## [Work required]
Print the entries verbatim, leaving out the images they contain.
==== Source data ====
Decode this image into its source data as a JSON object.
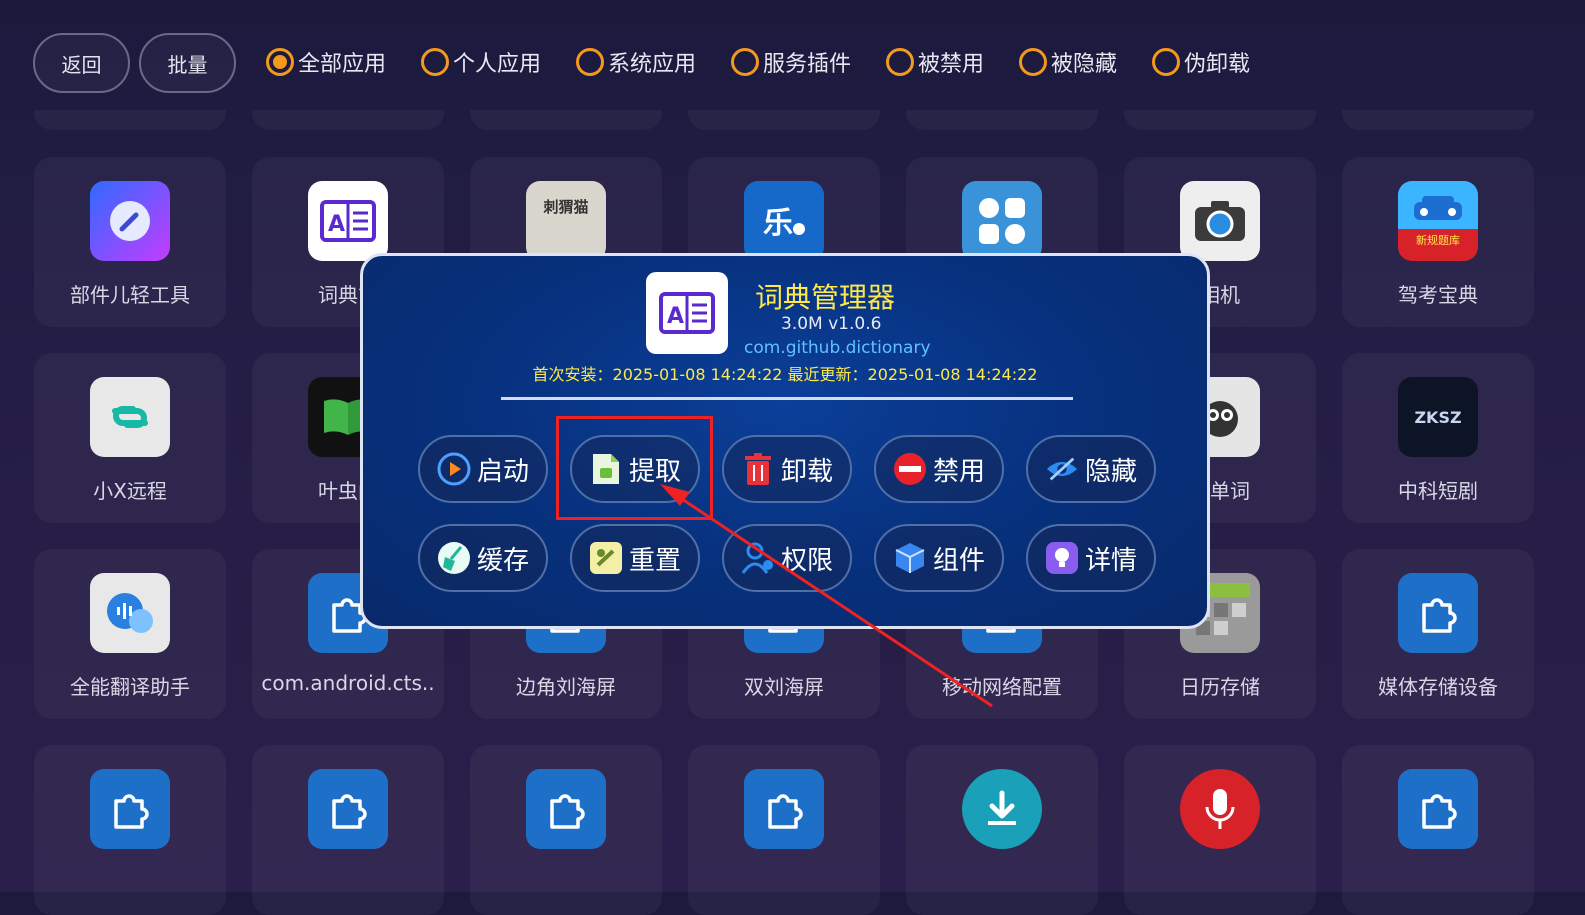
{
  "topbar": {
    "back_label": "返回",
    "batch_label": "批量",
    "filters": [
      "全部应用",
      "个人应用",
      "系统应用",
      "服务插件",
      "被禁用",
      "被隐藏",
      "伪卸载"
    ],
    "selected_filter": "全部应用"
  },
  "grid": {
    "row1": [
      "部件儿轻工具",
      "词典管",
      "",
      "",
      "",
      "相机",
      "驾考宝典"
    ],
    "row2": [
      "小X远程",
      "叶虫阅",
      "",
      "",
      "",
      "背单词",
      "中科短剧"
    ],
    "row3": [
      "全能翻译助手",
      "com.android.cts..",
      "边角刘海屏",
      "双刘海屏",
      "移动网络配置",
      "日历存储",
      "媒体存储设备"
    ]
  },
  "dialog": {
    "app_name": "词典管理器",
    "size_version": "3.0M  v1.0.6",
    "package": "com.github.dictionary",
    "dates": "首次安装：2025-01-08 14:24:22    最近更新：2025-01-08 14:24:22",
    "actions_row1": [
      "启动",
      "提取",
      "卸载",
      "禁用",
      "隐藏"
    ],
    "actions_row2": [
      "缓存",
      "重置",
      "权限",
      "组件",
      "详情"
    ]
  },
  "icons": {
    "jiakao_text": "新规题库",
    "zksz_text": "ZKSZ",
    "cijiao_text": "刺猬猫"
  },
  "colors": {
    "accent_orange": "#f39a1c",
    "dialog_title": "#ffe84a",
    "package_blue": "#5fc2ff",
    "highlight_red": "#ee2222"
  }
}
====
## [Exercise output]
Decode this image into its source data as a JSON object.
{
  "topbar": {
    "back_label": "返回",
    "batch_label": "批量",
    "filters": [
      "全部应用",
      "个人应用",
      "系统应用",
      "服务插件",
      "被禁用",
      "被隐藏",
      "伪卸载"
    ],
    "selected_filter": "全部应用"
  },
  "grid": {
    "row1": [
      "部件儿轻工具",
      "词典管",
      "",
      "",
      "",
      "相机",
      "驾考宝典"
    ],
    "row2": [
      "小X远程",
      "叶虫阅",
      "",
      "",
      "",
      "背单词",
      "中科短剧"
    ],
    "row3": [
      "全能翻译助手",
      "com.android.cts..",
      "边角刘海屏",
      "双刘海屏",
      "移动网络配置",
      "日历存储",
      "媒体存储设备"
    ]
  },
  "dialog": {
    "app_name": "词典管理器",
    "size_version": "3.0M  v1.0.6",
    "package": "com.github.dictionary",
    "dates": "首次安装：2025-01-08 14:24:22    最近更新：2025-01-08 14:24:22",
    "actions_row1": [
      "启动",
      "提取",
      "卸载",
      "禁用",
      "隐藏"
    ],
    "actions_row2": [
      "缓存",
      "重置",
      "权限",
      "组件",
      "详情"
    ]
  },
  "icons": {
    "jiakao_text": "新规题库",
    "zksz_text": "ZKSZ",
    "cijiao_text": "刺猬猫"
  },
  "colors": {
    "accent_orange": "#f39a1c",
    "dialog_title": "#ffe84a",
    "package_blue": "#5fc2ff",
    "highlight_red": "#ee2222"
  }
}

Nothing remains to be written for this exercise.